Data to process:
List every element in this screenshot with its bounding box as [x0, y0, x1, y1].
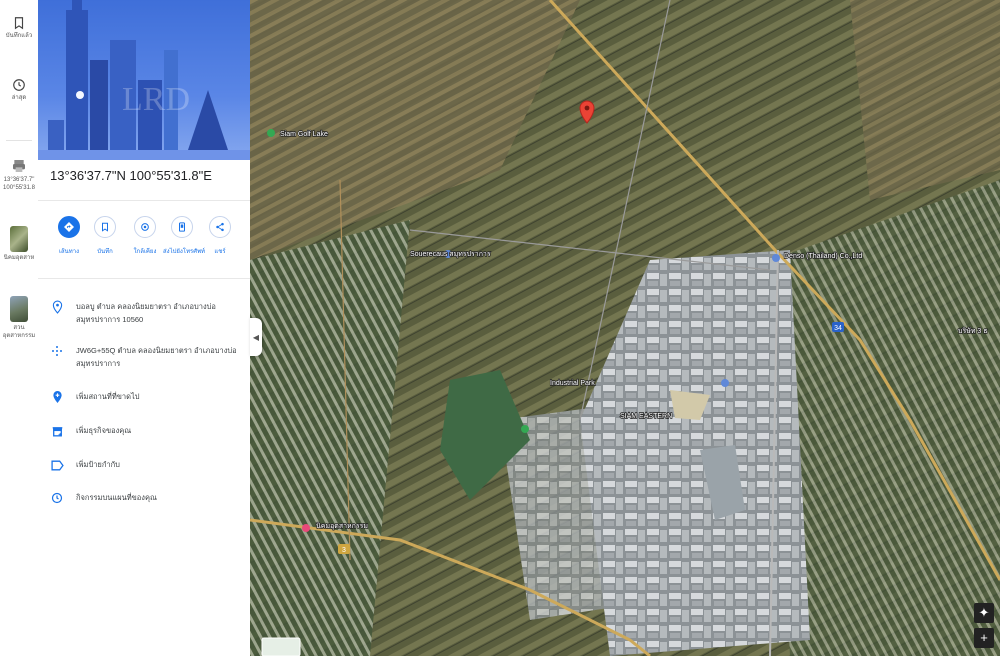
- place-hero-image[interactable]: LRD: [38, 0, 250, 160]
- divider: [38, 278, 250, 279]
- directions-button[interactable]: เส้นทาง: [50, 216, 88, 256]
- address-row[interactable]: บอลบู ตำบล คลองนิยมยาตรา อำเภอบางบ่อ สมุ…: [38, 300, 250, 328]
- add-label-row[interactable]: เพิ่มป้ายกำกับ: [38, 458, 250, 472]
- nearby-button[interactable]: ใกล้เคียง: [126, 216, 164, 256]
- place-panel: LRD 13°36'37.7"N 100°55'31.8"E เส้นทาง บ…: [38, 0, 251, 656]
- send-to-phone-button[interactable]: ส่งไปยังโทรศัพท์: [163, 216, 205, 256]
- zoom-in-button[interactable]: +: [974, 628, 994, 648]
- directions-icon: [64, 222, 74, 232]
- road-badge: 3: [338, 544, 350, 554]
- collapse-panel-button[interactable]: ◀: [250, 318, 262, 356]
- nearby-icon: [141, 223, 149, 231]
- poi-label: SIAM EASTERN: [620, 413, 672, 420]
- send-to-phone-label: ส่งไปยังโทรศัพท์: [163, 249, 205, 255]
- map-canvas: 34 3 Siam Golf Lake Denso (Thailand) Co.…: [250, 0, 1000, 656]
- directions-label: เส้นทาง: [58, 249, 80, 255]
- recent-item-2-label: นิคมอุตสาห: [3, 255, 35, 261]
- printer-icon: [13, 160, 25, 172]
- share-icon: [216, 222, 224, 232]
- poi-label: Industrial Park: [550, 380, 595, 387]
- saved-button[interactable]: บันทึกแล้ว: [0, 16, 38, 40]
- recent-item-coords-label: 13°36'37.7" 100°55'31.8: [3, 177, 35, 191]
- chevron-left-icon: ◀: [252, 332, 260, 342]
- left-rail: บันทึกแล้ว ล่าสุด 13°36'37.7" 100°55'31.…: [0, 0, 39, 656]
- bookmark-icon: [102, 222, 108, 232]
- thumbnail: [10, 296, 28, 322]
- recent-button[interactable]: ล่าสุด: [0, 78, 38, 102]
- add-missing-place-text: เพิ่มสถานที่ที่ขาดไป: [76, 392, 140, 401]
- map-activity-row[interactable]: กิจกรรมบนแผนที่ของคุณ: [38, 491, 250, 505]
- rail-divider: [6, 140, 32, 141]
- city-illustration: LRD: [38, 0, 250, 160]
- plus-code-text: JW6G+55Q ตำบล คลองนิยมยาตรา อำเภอบางบ่อ …: [76, 346, 237, 368]
- add-missing-place-row[interactable]: เพิ่มสถานที่ที่ขาดไป: [38, 390, 250, 404]
- share-label: แชร์: [214, 249, 226, 255]
- saved-label: บันทึกแล้ว: [5, 33, 33, 39]
- share-button[interactable]: แชร์: [201, 216, 239, 256]
- label-icon: [50, 460, 64, 470]
- poi-label: Denso (Thailand) Co.,Ltd: [784, 253, 862, 260]
- add-business-row[interactable]: เพิ่มธุรกิจของคุณ: [38, 424, 250, 438]
- recent-item-coords[interactable]: 13°36'37.7" 100°55'31.8: [0, 158, 38, 192]
- recent-item-3-label: สวน อุตสาหกรรม: [2, 325, 36, 339]
- compass-icon: ✦: [978, 605, 990, 620]
- plus-code-icon: [52, 346, 62, 356]
- recent-item-2[interactable]: นิคมอุตสาห: [0, 226, 38, 262]
- history-icon: [13, 79, 25, 91]
- recent-item-3[interactable]: สวน อุตสาหกรรม: [0, 296, 38, 340]
- satellite-map[interactable]: 34 3 Siam Golf Lake Denso (Thailand) Co.…: [250, 0, 1000, 656]
- poi-label: นิคมอุตสาหกรรม: [316, 522, 368, 530]
- save-button[interactable]: บันทึก: [86, 216, 124, 256]
- store-icon: [52, 426, 62, 436]
- phone-icon: [179, 222, 185, 232]
- poi-label: บริษัท 3 ธ: [958, 327, 988, 335]
- bookmark-icon: [14, 17, 24, 30]
- add-location-icon: [52, 391, 62, 403]
- add-business-text: เพิ่มธุรกิจของคุณ: [76, 426, 132, 435]
- road-badge-text: 3: [342, 547, 346, 554]
- place-coordinates: 13°36'37.7"N 100°55'31.8"E: [50, 168, 212, 183]
- add-label-text: เพิ่มป้ายกำกับ: [76, 460, 120, 469]
- poi-label: Souerecaus สมุทรปราการ: [410, 251, 491, 258]
- layers-thumbnail[interactable]: [261, 637, 301, 656]
- plus-code-row[interactable]: JW6G+55Q ตำบล คลองนิยมยาตรา อำเภอบางบ่อ …: [38, 344, 250, 372]
- hero-watermark: LRD: [122, 81, 190, 118]
- poi-marker[interactable]: Souerecaus สมุทรปราการ: [409, 250, 492, 259]
- compass-button[interactable]: ✦: [974, 603, 994, 623]
- divider: [38, 200, 250, 201]
- road-badge: 34: [832, 322, 844, 332]
- poi-marker[interactable]: บริษัท 3 ธ: [957, 326, 988, 336]
- thumbnail: [10, 226, 28, 252]
- address-text: บอลบู ตำบล คลองนิยมยาตรา อำเภอบางบ่อ สมุ…: [76, 302, 216, 324]
- road-badge-text: 34: [834, 325, 842, 332]
- nearby-label: ใกล้เคียง: [133, 249, 157, 255]
- poi-label: Siam Golf Lake: [280, 131, 328, 138]
- location-pin-icon: [52, 300, 62, 314]
- recent-label: ล่าสุด: [11, 95, 27, 101]
- save-label: บันทึก: [97, 249, 113, 255]
- map-activity-text: กิจกรรมบนแผนที่ของคุณ: [76, 493, 157, 502]
- plus-icon: +: [980, 630, 988, 645]
- history-icon: [51, 492, 63, 504]
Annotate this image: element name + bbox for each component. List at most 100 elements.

Required work:
Please copy out the lines of the records without any changes, beginning with the line that contains "- place-hero-image[interactable]: LRD: [38, 0, 250, 160]" and continuing through the line that contains "- recent-button[interactable]: ล่าสุด: [0, 78, 38, 102]", with both of those lines included.

The response:
- place-hero-image[interactable]: LRD: [38, 0, 250, 160]
- divider: [38, 278, 250, 279]
- directions-button[interactable]: เส้นทาง: [50, 216, 88, 256]
- address-row[interactable]: บอลบู ตำบล คลองนิยมยาตรา อำเภอบางบ่อ สมุ…: [38, 300, 250, 328]
- add-label-row[interactable]: เพิ่มป้ายกำกับ: [38, 458, 250, 472]
- nearby-button[interactable]: ใกล้เคียง: [126, 216, 164, 256]
- place-panel: LRD 13°36'37.7"N 100°55'31.8"E เส้นทาง บ…: [38, 0, 251, 656]
- send-to-phone-button[interactable]: ส่งไปยังโทรศัพท์: [163, 216, 205, 256]
- zoom-in-button[interactable]: +: [974, 628, 994, 648]
- directions-icon: [64, 222, 74, 232]
- road-badge: 3: [338, 544, 350, 554]
- collapse-panel-button[interactable]: ◀: [250, 318, 262, 356]
- nearby-icon: [141, 223, 149, 231]
- poi-label: SIAM EASTERN: [620, 413, 672, 420]
- send-to-phone-label: ส่งไปยังโทรศัพท์: [163, 249, 205, 255]
- map-canvas: 34 3 Siam Golf Lake Denso (Thailand) Co.…: [250, 0, 1000, 656]
- directions-label: เส้นทาง: [58, 249, 80, 255]
- recent-item-2-label: นิคมอุตสาห: [3, 255, 35, 261]
- printer-icon: [13, 160, 25, 172]
- share-icon: [216, 222, 224, 232]
- poi-label: Industrial Park: [550, 380, 595, 387]
- saved-button[interactable]: บันทึกแล้ว: [0, 16, 38, 40]
- recent-item-coords-label: 13°36'37.7" 100°55'31.8: [3, 177, 35, 191]
- chevron-left-icon: ◀: [252, 332, 260, 342]
- left-rail: บันทึกแล้ว ล่าสุด 13°36'37.7" 100°55'31.…: [0, 0, 39, 656]
- bookmark-icon: [102, 222, 108, 232]
- thumbnail: [10, 296, 28, 322]
- recent-button[interactable]: ล่าสุด: [0, 78, 38, 102]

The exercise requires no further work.